** START Data to use **

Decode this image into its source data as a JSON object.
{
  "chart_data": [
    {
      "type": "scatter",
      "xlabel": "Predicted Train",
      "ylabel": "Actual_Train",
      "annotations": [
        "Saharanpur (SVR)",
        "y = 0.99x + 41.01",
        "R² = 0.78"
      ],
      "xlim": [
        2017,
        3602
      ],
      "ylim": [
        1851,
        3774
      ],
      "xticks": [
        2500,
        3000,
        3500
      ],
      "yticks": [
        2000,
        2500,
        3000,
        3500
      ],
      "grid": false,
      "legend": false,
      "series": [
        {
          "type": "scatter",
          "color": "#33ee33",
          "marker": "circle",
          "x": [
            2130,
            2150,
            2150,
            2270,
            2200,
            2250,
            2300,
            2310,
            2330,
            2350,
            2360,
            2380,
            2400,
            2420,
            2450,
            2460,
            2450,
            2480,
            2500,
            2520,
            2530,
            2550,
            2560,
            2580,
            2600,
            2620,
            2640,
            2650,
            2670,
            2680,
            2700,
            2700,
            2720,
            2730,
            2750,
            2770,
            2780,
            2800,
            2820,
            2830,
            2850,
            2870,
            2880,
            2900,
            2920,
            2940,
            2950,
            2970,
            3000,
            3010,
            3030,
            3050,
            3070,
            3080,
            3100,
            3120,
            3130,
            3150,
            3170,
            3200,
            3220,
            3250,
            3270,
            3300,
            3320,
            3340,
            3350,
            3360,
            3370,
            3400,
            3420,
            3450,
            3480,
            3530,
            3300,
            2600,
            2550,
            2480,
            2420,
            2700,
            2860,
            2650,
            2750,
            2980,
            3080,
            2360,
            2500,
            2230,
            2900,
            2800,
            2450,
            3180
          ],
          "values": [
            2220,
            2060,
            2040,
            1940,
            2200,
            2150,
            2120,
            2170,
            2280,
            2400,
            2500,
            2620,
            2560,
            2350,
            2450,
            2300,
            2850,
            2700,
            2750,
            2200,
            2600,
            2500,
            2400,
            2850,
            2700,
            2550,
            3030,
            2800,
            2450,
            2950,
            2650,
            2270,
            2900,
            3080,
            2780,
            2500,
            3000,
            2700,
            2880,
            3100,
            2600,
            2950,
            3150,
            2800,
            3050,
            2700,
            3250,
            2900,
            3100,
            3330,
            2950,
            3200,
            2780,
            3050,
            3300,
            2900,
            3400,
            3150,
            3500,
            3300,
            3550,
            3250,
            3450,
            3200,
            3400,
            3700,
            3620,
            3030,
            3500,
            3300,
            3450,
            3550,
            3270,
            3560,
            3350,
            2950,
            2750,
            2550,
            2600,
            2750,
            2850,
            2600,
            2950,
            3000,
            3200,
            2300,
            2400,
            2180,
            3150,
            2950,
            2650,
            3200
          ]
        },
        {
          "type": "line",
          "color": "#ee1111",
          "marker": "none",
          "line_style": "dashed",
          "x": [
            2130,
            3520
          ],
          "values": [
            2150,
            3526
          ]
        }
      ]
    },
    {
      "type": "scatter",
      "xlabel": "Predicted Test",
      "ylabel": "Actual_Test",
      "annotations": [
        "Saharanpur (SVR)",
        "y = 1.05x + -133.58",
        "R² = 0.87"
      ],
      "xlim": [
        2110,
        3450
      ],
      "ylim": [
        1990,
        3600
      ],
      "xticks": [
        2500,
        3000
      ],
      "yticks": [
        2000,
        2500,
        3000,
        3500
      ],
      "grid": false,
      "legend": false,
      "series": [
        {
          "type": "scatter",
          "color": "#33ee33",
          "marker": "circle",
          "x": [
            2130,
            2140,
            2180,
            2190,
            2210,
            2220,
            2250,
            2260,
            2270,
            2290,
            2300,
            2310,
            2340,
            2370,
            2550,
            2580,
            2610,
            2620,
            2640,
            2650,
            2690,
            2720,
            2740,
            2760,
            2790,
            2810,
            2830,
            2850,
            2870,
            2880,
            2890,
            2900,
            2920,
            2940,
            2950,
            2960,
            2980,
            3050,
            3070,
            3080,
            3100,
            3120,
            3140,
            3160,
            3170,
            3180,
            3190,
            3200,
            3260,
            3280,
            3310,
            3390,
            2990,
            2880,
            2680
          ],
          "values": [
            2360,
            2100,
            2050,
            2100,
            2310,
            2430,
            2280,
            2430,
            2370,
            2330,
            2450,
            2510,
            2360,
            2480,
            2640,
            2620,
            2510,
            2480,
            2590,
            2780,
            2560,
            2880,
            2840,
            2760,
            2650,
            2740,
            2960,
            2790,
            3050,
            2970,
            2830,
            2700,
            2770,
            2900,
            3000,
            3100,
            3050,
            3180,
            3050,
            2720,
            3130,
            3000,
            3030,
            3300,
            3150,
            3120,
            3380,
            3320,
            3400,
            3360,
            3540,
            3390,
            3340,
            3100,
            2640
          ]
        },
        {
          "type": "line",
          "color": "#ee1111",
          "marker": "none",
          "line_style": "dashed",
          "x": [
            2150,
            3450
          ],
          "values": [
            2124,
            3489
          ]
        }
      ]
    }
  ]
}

** END Data to use **

(What the exercise asks)
Reproduce the entries above in full by retyping them exactly.

(Solution below)
Decode this image into its source data as a JSON object.
{
  "chart_data": [
    {
      "type": "scatter",
      "xlabel": "Predicted Train",
      "ylabel": "Actual_Train",
      "annotations": [
        "Saharanpur (SVR)",
        "y = 0.99x + 41.01",
        "R² = 0.78"
      ],
      "xlim": [
        2017,
        3602
      ],
      "ylim": [
        1851,
        3774
      ],
      "xticks": [
        2500,
        3000,
        3500
      ],
      "yticks": [
        2000,
        2500,
        3000,
        3500
      ],
      "grid": false,
      "legend": false,
      "series": [
        {
          "type": "scatter",
          "color": "#33ee33",
          "marker": "circle",
          "x": [
            2130,
            2150,
            2150,
            2270,
            2200,
            2250,
            2300,
            2310,
            2330,
            2350,
            2360,
            2380,
            2400,
            2420,
            2450,
            2460,
            2450,
            2480,
            2500,
            2520,
            2530,
            2550,
            2560,
            2580,
            2600,
            2620,
            2640,
            2650,
            2670,
            2680,
            2700,
            2700,
            2720,
            2730,
            2750,
            2770,
            2780,
            2800,
            2820,
            2830,
            2850,
            2870,
            2880,
            2900,
            2920,
            2940,
            2950,
            2970,
            3000,
            3010,
            3030,
            3050,
            3070,
            3080,
            3100,
            3120,
            3130,
            3150,
            3170,
            3200,
            3220,
            3250,
            3270,
            3300,
            3320,
            3340,
            3350,
            3360,
            3370,
            3400,
            3420,
            3450,
            3480,
            3530,
            3300,
            2600,
            2550,
            2480,
            2420,
            2700,
            2860,
            2650,
            2750,
            2980,
            3080,
            2360,
            2500,
            2230,
            2900,
            2800,
            2450,
            3180
          ],
          "values": [
            2220,
            2060,
            2040,
            1940,
            2200,
            2150,
            2120,
            2170,
            2280,
            2400,
            2500,
            2620,
            2560,
            2350,
            2450,
            2300,
            2850,
            2700,
            2750,
            2200,
            2600,
            2500,
            2400,
            2850,
            2700,
            2550,
            3030,
            2800,
            2450,
            2950,
            2650,
            2270,
            2900,
            3080,
            2780,
            2500,
            3000,
            2700,
            2880,
            3100,
            2600,
            2950,
            3150,
            2800,
            3050,
            2700,
            3250,
            2900,
            3100,
            3330,
            2950,
            3200,
            2780,
            3050,
            3300,
            2900,
            3400,
            3150,
            3500,
            3300,
            3550,
            3250,
            3450,
            3200,
            3400,
            3700,
            3620,
            3030,
            3500,
            3300,
            3450,
            3550,
            3270,
            3560,
            3350,
            2950,
            2750,
            2550,
            2600,
            2750,
            2850,
            2600,
            2950,
            3000,
            3200,
            2300,
            2400,
            2180,
            3150,
            2950,
            2650,
            3200
          ]
        },
        {
          "type": "line",
          "color": "#ee1111",
          "marker": "none",
          "line_style": "dashed",
          "x": [
            2130,
            3520
          ],
          "values": [
            2150,
            3526
          ]
        }
      ]
    },
    {
      "type": "scatter",
      "xlabel": "Predicted Test",
      "ylabel": "Actual_Test",
      "annotations": [
        "Saharanpur (SVR)",
        "y = 1.05x + -133.58",
        "R² = 0.87"
      ],
      "xlim": [
        2110,
        3450
      ],
      "ylim": [
        1990,
        3600
      ],
      "xticks": [
        2500,
        3000
      ],
      "yticks": [
        2000,
        2500,
        3000,
        3500
      ],
      "grid": false,
      "legend": false,
      "series": [
        {
          "type": "scatter",
          "color": "#33ee33",
          "marker": "circle",
          "x": [
            2130,
            2140,
            2180,
            2190,
            2210,
            2220,
            2250,
            2260,
            2270,
            2290,
            2300,
            2310,
            2340,
            2370,
            2550,
            2580,
            2610,
            2620,
            2640,
            2650,
            2690,
            2720,
            2740,
            2760,
            2790,
            2810,
            2830,
            2850,
            2870,
            2880,
            2890,
            2900,
            2920,
            2940,
            2950,
            2960,
            2980,
            3050,
            3070,
            3080,
            3100,
            3120,
            3140,
            3160,
            3170,
            3180,
            3190,
            3200,
            3260,
            3280,
            3310,
            3390,
            2990,
            2880,
            2680
          ],
          "values": [
            2360,
            2100,
            2050,
            2100,
            2310,
            2430,
            2280,
            2430,
            2370,
            2330,
            2450,
            2510,
            2360,
            2480,
            2640,
            2620,
            2510,
            2480,
            2590,
            2780,
            2560,
            2880,
            2840,
            2760,
            2650,
            2740,
            2960,
            2790,
            3050,
            2970,
            2830,
            2700,
            2770,
            2900,
            3000,
            3100,
            3050,
            3180,
            3050,
            2720,
            3130,
            3000,
            3030,
            3300,
            3150,
            3120,
            3380,
            3320,
            3400,
            3360,
            3540,
            3390,
            3340,
            3100,
            2640
          ]
        },
        {
          "type": "line",
          "color": "#ee1111",
          "marker": "none",
          "line_style": "dashed",
          "x": [
            2150,
            3450
          ],
          "values": [
            2124,
            3489
          ]
        }
      ]
    }
  ]
}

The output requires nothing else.